==== Stored records ====

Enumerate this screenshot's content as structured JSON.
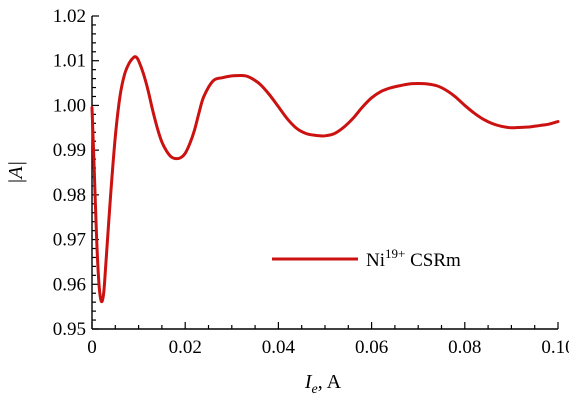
{
  "chart_data": {
    "type": "line",
    "title": "",
    "xlabel": {
      "symbol": "I",
      "subscript": "e",
      "unit": ", A"
    },
    "ylabel": "|A|",
    "xlim": [
      0,
      0.1
    ],
    "ylim": [
      0.95,
      1.02
    ],
    "xticks": [
      0,
      0.02,
      0.04,
      0.06,
      0.08,
      0.1
    ],
    "xtick_labels": [
      "0",
      "0.02",
      "0.04",
      "0.06",
      "0.08",
      "0.10"
    ],
    "yticks": [
      0.95,
      0.96,
      0.97,
      0.98,
      0.99,
      1.0,
      1.01,
      1.02
    ],
    "ytick_labels": [
      "0.95",
      "0.96",
      "0.97",
      "0.98",
      "0.99",
      "1.00",
      "1.01",
      "1.02"
    ],
    "grid": false,
    "legend_position": "center-right",
    "series": [
      {
        "name": "Ni19+ CSRm",
        "legend_base": "Ni",
        "legend_superscript": "19+",
        "legend_suffix": " CSRm",
        "color": "#cc1111",
        "x": [
          0,
          0.0005,
          0.001,
          0.0015,
          0.002,
          0.0025,
          0.003,
          0.004,
          0.005,
          0.006,
          0.007,
          0.008,
          0.009,
          0.0095,
          0.01,
          0.011,
          0.012,
          0.013,
          0.014,
          0.015,
          0.016,
          0.017,
          0.018,
          0.019,
          0.02,
          0.021,
          0.022,
          0.023,
          0.024,
          0.026,
          0.028,
          0.03,
          0.032,
          0.033,
          0.034,
          0.036,
          0.038,
          0.04,
          0.042,
          0.044,
          0.046,
          0.048,
          0.049,
          0.05,
          0.052,
          0.054,
          0.056,
          0.058,
          0.06,
          0.062,
          0.064,
          0.066,
          0.068,
          0.07,
          0.072,
          0.074,
          0.076,
          0.078,
          0.08,
          0.082,
          0.084,
          0.086,
          0.088,
          0.09,
          0.092,
          0.094,
          0.096,
          0.098,
          0.1
        ],
        "y": [
          0.9995,
          0.985,
          0.97,
          0.96,
          0.9562,
          0.958,
          0.965,
          0.98,
          0.993,
          1.002,
          1.007,
          1.0095,
          1.0108,
          1.0108,
          1.01,
          1.0072,
          1.0035,
          0.999,
          0.995,
          0.9918,
          0.9898,
          0.9885,
          0.9881,
          0.9883,
          0.9893,
          0.9915,
          0.9945,
          0.9985,
          1.002,
          1.0055,
          1.0062,
          1.0066,
          1.0067,
          1.0066,
          1.0062,
          1.0048,
          1.0025,
          0.9997,
          0.9969,
          0.9948,
          0.9937,
          0.9933,
          0.9932,
          0.9932,
          0.9937,
          0.9951,
          0.9971,
          0.9996,
          1.0017,
          1.0031,
          1.0039,
          1.0044,
          1.0048,
          1.0049,
          1.0048,
          1.0044,
          1.0034,
          1.0019,
          1.0,
          0.9983,
          0.9969,
          0.9959,
          0.9953,
          0.995,
          0.9951,
          0.9952,
          0.9955,
          0.9958,
          0.9964
        ]
      }
    ]
  }
}
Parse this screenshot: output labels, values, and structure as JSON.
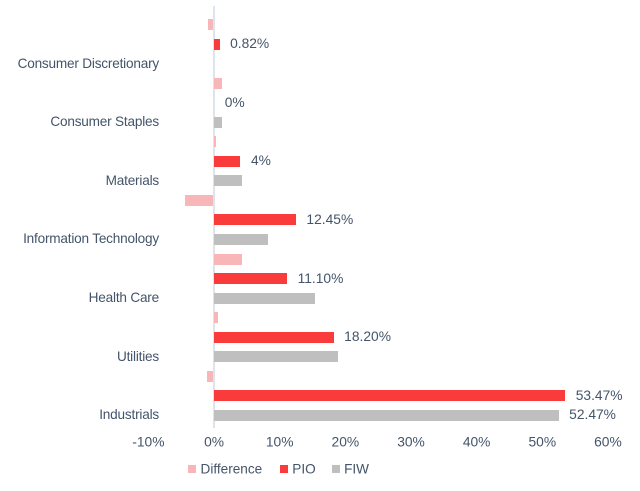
{
  "chart_data": {
    "type": "bar",
    "orientation": "horizontal",
    "title": "",
    "categories": [
      "Consumer Discretionary",
      "Consumer Staples",
      "Materials",
      "Information Technology",
      "Health Care",
      "Utilities",
      "Industrials"
    ],
    "series": [
      {
        "name": "Difference",
        "color": "#f8b6b8",
        "values": [
          -0.82,
          1.15,
          0.35,
          -4.3,
          4.3,
          0.6,
          -1.0
        ],
        "labels": [
          "",
          "",
          "",
          "",
          "",
          "",
          ""
        ]
      },
      {
        "name": "PIO",
        "color": "#fa3b3b",
        "values": [
          0.82,
          0,
          4.0,
          12.45,
          11.1,
          18.2,
          53.47
        ],
        "labels": [
          "0.82%",
          "0%",
          "4%",
          "12.45%",
          "11.10%",
          "18.20%",
          "53.47%"
        ]
      },
      {
        "name": "FIW",
        "color": "#bfbfbf",
        "values": [
          0,
          1.15,
          4.2,
          8.15,
          15.4,
          18.8,
          52.47
        ],
        "labels": [
          "",
          "",
          "",
          "",
          "",
          "",
          "52.47%"
        ]
      }
    ],
    "x_axis": {
      "ticks": [
        "-10%",
        "0%",
        "10%",
        "20%",
        "30%",
        "40%",
        "50%",
        "60%"
      ],
      "tick_values": [
        -10,
        0,
        10,
        20,
        30,
        40,
        50,
        60
      ],
      "range": [
        -10,
        60
      ],
      "unit": "%"
    },
    "legend": {
      "position": "bottom",
      "entries": [
        "Difference",
        "PIO",
        "FIW"
      ]
    },
    "grid": false,
    "background": "#ffffff",
    "text_color": "#44546a",
    "axis_line_color": "#dde4ec"
  }
}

====

## Description of the task
Give back every line exactly as it stands, pictures excluded.

## Response for this exercise
Enumerate this screenshot's content as structured JSON.
{
  "chart_data": {
    "type": "line",
    "title": "",
    "xlabel": {
      "symbol": "I",
      "subscript": "e",
      "unit": ", A"
    },
    "ylabel": "|A|",
    "xlim": [
      0,
      0.1
    ],
    "ylim": [
      0.95,
      1.02
    ],
    "xticks": [
      0,
      0.02,
      0.04,
      0.06,
      0.08,
      0.1
    ],
    "xtick_labels": [
      "0",
      "0.02",
      "0.04",
      "0.06",
      "0.08",
      "0.10"
    ],
    "yticks": [
      0.95,
      0.96,
      0.97,
      0.98,
      0.99,
      1.0,
      1.01,
      1.02
    ],
    "ytick_labels": [
      "0.95",
      "0.96",
      "0.97",
      "0.98",
      "0.99",
      "1.00",
      "1.01",
      "1.02"
    ],
    "grid": false,
    "legend_position": "center-right",
    "series": [
      {
        "name": "Ni19+ CSRm",
        "legend_base": "Ni",
        "legend_superscript": "19+",
        "legend_suffix": " CSRm",
        "color": "#cc1111",
        "x": [
          0,
          0.0005,
          0.001,
          0.0015,
          0.002,
          0.0025,
          0.003,
          0.004,
          0.005,
          0.006,
          0.007,
          0.008,
          0.009,
          0.0095,
          0.01,
          0.011,
          0.012,
          0.013,
          0.014,
          0.015,
          0.016,
          0.017,
          0.018,
          0.019,
          0.02,
          0.021,
          0.022,
          0.023,
          0.024,
          0.026,
          0.028,
          0.03,
          0.032,
          0.033,
          0.034,
          0.036,
          0.038,
          0.04,
          0.042,
          0.044,
          0.046,
          0.048,
          0.049,
          0.05,
          0.052,
          0.054,
          0.056,
          0.058,
          0.06,
          0.062,
          0.064,
          0.066,
          0.068,
          0.07,
          0.072,
          0.074,
          0.076,
          0.078,
          0.08,
          0.082,
          0.084,
          0.086,
          0.088,
          0.09,
          0.092,
          0.094,
          0.096,
          0.098,
          0.1
        ],
        "y": [
          0.9995,
          0.985,
          0.97,
          0.96,
          0.9562,
          0.958,
          0.965,
          0.98,
          0.993,
          1.002,
          1.007,
          1.0095,
          1.0108,
          1.0108,
          1.01,
          1.0072,
          1.0035,
          0.999,
          0.995,
          0.9918,
          0.9898,
          0.9885,
          0.9881,
          0.9883,
          0.9893,
          0.9915,
          0.9945,
          0.9985,
          1.002,
          1.0055,
          1.0062,
          1.0066,
          1.0067,
          1.0066,
          1.0062,
          1.0048,
          1.0025,
          0.9997,
          0.9969,
          0.9948,
          0.9937,
          0.9933,
          0.9932,
          0.9932,
          0.9937,
          0.9951,
          0.9971,
          0.9996,
          1.0017,
          1.0031,
          1.0039,
          1.0044,
          1.0048,
          1.0049,
          1.0048,
          1.0044,
          1.0034,
          1.0019,
          1.0,
          0.9983,
          0.9969,
          0.9959,
          0.9953,
          0.995,
          0.9951,
          0.9952,
          0.9955,
          0.9958,
          0.9964
        ]
      }
    ]
  }
}
Parse this screenshot: output labels, values, and structure as JSON.
{
  "chart_data": {
    "type": "bar",
    "orientation": "horizontal",
    "title": "",
    "categories": [
      "Consumer Discretionary",
      "Consumer Staples",
      "Materials",
      "Information Technology",
      "Health Care",
      "Utilities",
      "Industrials"
    ],
    "series": [
      {
        "name": "Difference",
        "color": "#f8b6b8",
        "values": [
          -0.82,
          1.15,
          0.35,
          -4.3,
          4.3,
          0.6,
          -1.0
        ],
        "labels": [
          "",
          "",
          "",
          "",
          "",
          "",
          ""
        ]
      },
      {
        "name": "PIO",
        "color": "#fa3b3b",
        "values": [
          0.82,
          0,
          4.0,
          12.45,
          11.1,
          18.2,
          53.47
        ],
        "labels": [
          "0.82%",
          "0%",
          "4%",
          "12.45%",
          "11.10%",
          "18.20%",
          "53.47%"
        ]
      },
      {
        "name": "FIW",
        "color": "#bfbfbf",
        "values": [
          0,
          1.15,
          4.2,
          8.15,
          15.4,
          18.8,
          52.47
        ],
        "labels": [
          "",
          "",
          "",
          "",
          "",
          "",
          "52.47%"
        ]
      }
    ],
    "x_axis": {
      "ticks": [
        "-10%",
        "0%",
        "10%",
        "20%",
        "30%",
        "40%",
        "50%",
        "60%"
      ],
      "tick_values": [
        -10,
        0,
        10,
        20,
        30,
        40,
        50,
        60
      ],
      "range": [
        -10,
        60
      ],
      "unit": "%"
    },
    "legend": {
      "position": "bottom",
      "entries": [
        "Difference",
        "PIO",
        "FIW"
      ]
    },
    "grid": false,
    "background": "#ffffff",
    "text_color": "#44546a",
    "axis_line_color": "#dde4ec"
  }
}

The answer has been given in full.